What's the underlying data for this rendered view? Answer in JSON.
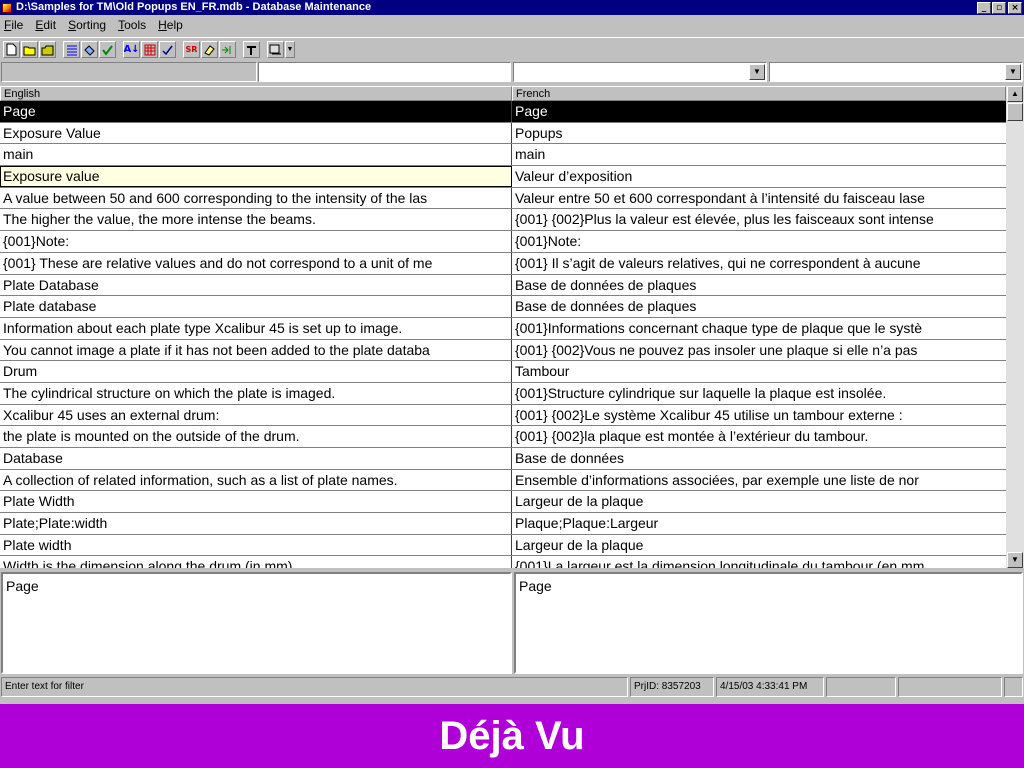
{
  "window": {
    "title": "D:\\Samples for TM\\Old Popups EN_FR.mdb - Database Maintenance",
    "btn_min": "_",
    "btn_max": "▫",
    "btn_close": "×"
  },
  "menu": [
    {
      "key": "F",
      "rest": "ile"
    },
    {
      "key": "E",
      "rest": "dit"
    },
    {
      "key": "S",
      "rest": "orting"
    },
    {
      "key": "T",
      "rest": "ools"
    },
    {
      "key": "H",
      "rest": "elp"
    }
  ],
  "toolbar": {
    "icons": [
      "new-file-icon",
      "open-folder-icon",
      "save-icon",
      "list-icon",
      "properties-icon",
      "check-icon",
      "sort-icon",
      "table-icon",
      "spellcheck-icon",
      "search-replace-icon",
      "eraser-icon",
      "merge-icon",
      "tools-icon",
      "options-icon"
    ],
    "sort_label": "A↓",
    "sr_label": "SR",
    "dropdown_arrow": "▼"
  },
  "filter": {
    "dropdown_arrow": "▼"
  },
  "grid": {
    "headers": {
      "english": "English",
      "french": "French"
    },
    "rows": [
      {
        "en": "Page",
        "fr": "Page"
      },
      {
        "en": "Exposure Value",
        "fr": "Popups"
      },
      {
        "en": "main",
        "fr": "main"
      },
      {
        "en": "Exposure value",
        "fr": "Valeur d’exposition"
      },
      {
        "en": "A value between 50 and 600 corresponding to the intensity of the las",
        "fr": "Valeur entre 50 et 600 correspondant à l’intensité du faisceau lase"
      },
      {
        "en": "The higher the value, the more intense the beams.",
        "fr": "{001} {002}Plus la valeur est élevée, plus les faisceaux sont intense"
      },
      {
        "en": "{001}Note:",
        "fr": "{001}Note:"
      },
      {
        "en": "{001} These are relative values and do not correspond to a unit of me",
        "fr": "{001} Il s’agit de valeurs relatives, qui ne correspondent à aucune"
      },
      {
        "en": "Plate Database",
        "fr": "Base de données de plaques"
      },
      {
        "en": "Plate database",
        "fr": "Base de données de plaques"
      },
      {
        "en": "Information about each plate type Xcalibur 45 is set up to image.",
        "fr": "{001}Informations concernant chaque type de plaque que le systè"
      },
      {
        "en": "You cannot image a plate if it has not been added to the plate databa",
        "fr": "{001} {002}Vous ne pouvez pas insoler une plaque si elle n’a pas"
      },
      {
        "en": "Drum",
        "fr": "Tambour"
      },
      {
        "en": "The cylindrical structure on which the plate is imaged.",
        "fr": "{001}Structure cylindrique sur laquelle la plaque est insolée."
      },
      {
        "en": "Xcalibur 45 uses an external drum:",
        "fr": "{001} {002}Le système Xcalibur 45 utilise un tambour externe :"
      },
      {
        "en": "the plate is mounted on the outside of the drum.",
        "fr": "{001} {002}la plaque est montée à l’extérieur du tambour."
      },
      {
        "en": "Database",
        "fr": "Base de données"
      },
      {
        "en": "A collection of related information, such as a list of plate names.",
        "fr": "Ensemble d’informations associées, par exemple une liste de nor"
      },
      {
        "en": "Plate Width",
        "fr": "Largeur de la plaque"
      },
      {
        "en": "Plate;Plate:width",
        "fr": "Plaque;Plaque:Largeur"
      },
      {
        "en": "Plate width",
        "fr": "Largeur de la plaque"
      },
      {
        "en": "Width is the dimension along the drum (in mm)",
        "fr": "{001}La largeur est la dimension longitudinale du tambour (en mm"
      }
    ],
    "scroll_up": "▲",
    "scroll_down": "▼"
  },
  "edit": {
    "english": "Page",
    "french": "Page"
  },
  "status": {
    "hint": "Enter text for filter",
    "project_id": "PrjID: 8357203",
    "timestamp": "4/15/03 4:33:41 PM"
  },
  "banner": {
    "text": "Déjà Vu"
  },
  "colors": {
    "titlebar": "#000080",
    "banner": "#b000d8",
    "selected_row": "#000000",
    "focused_cell": "#ffffe1"
  }
}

■ ■ ■ ■ ■

▶ [TO DO] Copy the records above exactly, leaving out every picture.

▶ [COMPLETED EXERCISE]
What's the underlying data for this rendered view? Answer in JSON.
{
  "window": {
    "title": "D:\\Samples for TM\\Old Popups EN_FR.mdb - Database Maintenance",
    "btn_min": "_",
    "btn_max": "▫",
    "btn_close": "×"
  },
  "menu": [
    {
      "key": "F",
      "rest": "ile"
    },
    {
      "key": "E",
      "rest": "dit"
    },
    {
      "key": "S",
      "rest": "orting"
    },
    {
      "key": "T",
      "rest": "ools"
    },
    {
      "key": "H",
      "rest": "elp"
    }
  ],
  "toolbar": {
    "icons": [
      "new-file-icon",
      "open-folder-icon",
      "save-icon",
      "list-icon",
      "properties-icon",
      "check-icon",
      "sort-icon",
      "table-icon",
      "spellcheck-icon",
      "search-replace-icon",
      "eraser-icon",
      "merge-icon",
      "tools-icon",
      "options-icon"
    ],
    "sort_label": "A↓",
    "sr_label": "SR",
    "dropdown_arrow": "▼"
  },
  "filter": {
    "dropdown_arrow": "▼"
  },
  "grid": {
    "headers": {
      "english": "English",
      "french": "French"
    },
    "rows": [
      {
        "en": "Page",
        "fr": "Page"
      },
      {
        "en": "Exposure Value",
        "fr": "Popups"
      },
      {
        "en": "main",
        "fr": "main"
      },
      {
        "en": "Exposure value",
        "fr": "Valeur d’exposition"
      },
      {
        "en": "A value between 50 and 600 corresponding to the intensity of the las",
        "fr": "Valeur entre 50 et 600 correspondant à l’intensité du faisceau lase"
      },
      {
        "en": "The higher the value, the more intense the beams.",
        "fr": "{001} {002}Plus la valeur est élevée, plus les faisceaux sont intense"
      },
      {
        "en": "{001}Note:",
        "fr": "{001}Note:"
      },
      {
        "en": "{001} These are relative values and do not correspond to a unit of me",
        "fr": "{001} Il s’agit de valeurs relatives, qui ne correspondent à aucune"
      },
      {
        "en": "Plate Database",
        "fr": "Base de données de plaques"
      },
      {
        "en": "Plate database",
        "fr": "Base de données de plaques"
      },
      {
        "en": "Information about each plate type Xcalibur 45 is set up to image.",
        "fr": "{001}Informations concernant chaque type de plaque que le systè"
      },
      {
        "en": "You cannot image a plate if it has not been added to the plate databa",
        "fr": "{001} {002}Vous ne pouvez pas insoler une plaque si elle n’a pas"
      },
      {
        "en": "Drum",
        "fr": "Tambour"
      },
      {
        "en": "The cylindrical structure on which the plate is imaged.",
        "fr": "{001}Structure cylindrique sur laquelle la plaque est insolée."
      },
      {
        "en": "Xcalibur 45 uses an external drum:",
        "fr": "{001} {002}Le système Xcalibur 45 utilise un tambour externe :"
      },
      {
        "en": "the plate is mounted on the outside of the drum.",
        "fr": "{001} {002}la plaque est montée à l’extérieur du tambour."
      },
      {
        "en": "Database",
        "fr": "Base de données"
      },
      {
        "en": "A collection of related information, such as a list of plate names.",
        "fr": "Ensemble d’informations associées, par exemple une liste de nor"
      },
      {
        "en": "Plate Width",
        "fr": "Largeur de la plaque"
      },
      {
        "en": "Plate;Plate:width",
        "fr": "Plaque;Plaque:Largeur"
      },
      {
        "en": "Plate width",
        "fr": "Largeur de la plaque"
      },
      {
        "en": "Width is the dimension along the drum (in mm)",
        "fr": "{001}La largeur est la dimension longitudinale du tambour (en mm"
      }
    ],
    "scroll_up": "▲",
    "scroll_down": "▼"
  },
  "edit": {
    "english": "Page",
    "french": "Page"
  },
  "status": {
    "hint": "Enter text for filter",
    "project_id": "PrjID: 8357203",
    "timestamp": "4/15/03 4:33:41 PM"
  },
  "banner": {
    "text": "Déjà Vu"
  },
  "colors": {
    "titlebar": "#000080",
    "banner": "#b000d8",
    "selected_row": "#000000",
    "focused_cell": "#ffffe1"
  }
}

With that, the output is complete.